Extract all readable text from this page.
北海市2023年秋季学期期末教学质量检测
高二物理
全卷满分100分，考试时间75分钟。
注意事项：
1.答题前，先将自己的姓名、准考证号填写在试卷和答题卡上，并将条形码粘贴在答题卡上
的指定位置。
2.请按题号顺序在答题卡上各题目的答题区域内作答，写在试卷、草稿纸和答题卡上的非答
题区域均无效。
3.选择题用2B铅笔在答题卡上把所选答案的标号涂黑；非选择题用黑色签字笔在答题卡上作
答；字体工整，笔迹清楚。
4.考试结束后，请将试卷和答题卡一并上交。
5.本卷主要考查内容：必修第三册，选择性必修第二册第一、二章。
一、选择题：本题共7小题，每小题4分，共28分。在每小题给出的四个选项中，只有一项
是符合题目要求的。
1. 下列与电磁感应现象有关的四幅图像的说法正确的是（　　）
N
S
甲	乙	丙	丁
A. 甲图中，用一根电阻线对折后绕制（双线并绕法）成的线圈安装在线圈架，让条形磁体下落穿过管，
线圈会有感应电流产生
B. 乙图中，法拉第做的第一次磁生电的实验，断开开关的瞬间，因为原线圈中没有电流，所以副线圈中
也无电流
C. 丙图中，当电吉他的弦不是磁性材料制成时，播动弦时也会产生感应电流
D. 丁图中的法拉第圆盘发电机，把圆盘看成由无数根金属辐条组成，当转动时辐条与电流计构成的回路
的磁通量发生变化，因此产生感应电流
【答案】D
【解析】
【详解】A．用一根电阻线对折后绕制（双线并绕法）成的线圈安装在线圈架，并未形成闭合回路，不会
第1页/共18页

_EXERCISE GOAL_: Extract the complete listing above, reproducing each line exactly.

_THE COMPLETED TASK_:
Extract all readable text from this page.
北海市2023年秋季学期期末教学质量检测
高二物理
全卷满分100分，考试时间75分钟。
注意事项：
1.答题前，先将自己的姓名、准考证号填写在试卷和答题卡上，并将条形码粘贴在答题卡上
的指定位置。
2.请按题号顺序在答题卡上各题目的答题区域内作答，写在试卷、草稿纸和答题卡上的非答
题区域均无效。
3.选择题用2B铅笔在答题卡上把所选答案的标号涂黑；非选择题用黑色签字笔在答题卡上作
答；字体工整，笔迹清楚。
4.考试结束后，请将试卷和答题卡一并上交。
5.本卷主要考查内容：必修第三册，选择性必修第二册第一、二章。
一、选择题：本题共7小题，每小题4分，共28分。在每小题给出的四个选项中，只有一项
是符合题目要求的。
1. 下列与电磁感应现象有关的四幅图像的说法正确的是（　　）
N
S
甲	乙	丙	丁
A. 甲图中，用一根电阻线对折后绕制（双线并绕法）成的线圈安装在线圈架，让条形磁体下落穿过管，
线圈会有感应电流产生
B. 乙图中，法拉第做的第一次磁生电的实验，断开开关的瞬间，因为原线圈中没有电流，所以副线圈中
也无电流
C. 丙图中，当电吉他的弦不是磁性材料制成时，播动弦时也会产生感应电流
D. 丁图中的法拉第圆盘发电机，把圆盘看成由无数根金属辐条组成，当转动时辐条与电流计构成的回路
的磁通量发生变化，因此产生感应电流
【答案】D
【解析】
【详解】A．用一根电阻线对折后绕制（双线并绕法）成的线圈安装在线圈架，并未形成闭合回路，不会
第1页/共18页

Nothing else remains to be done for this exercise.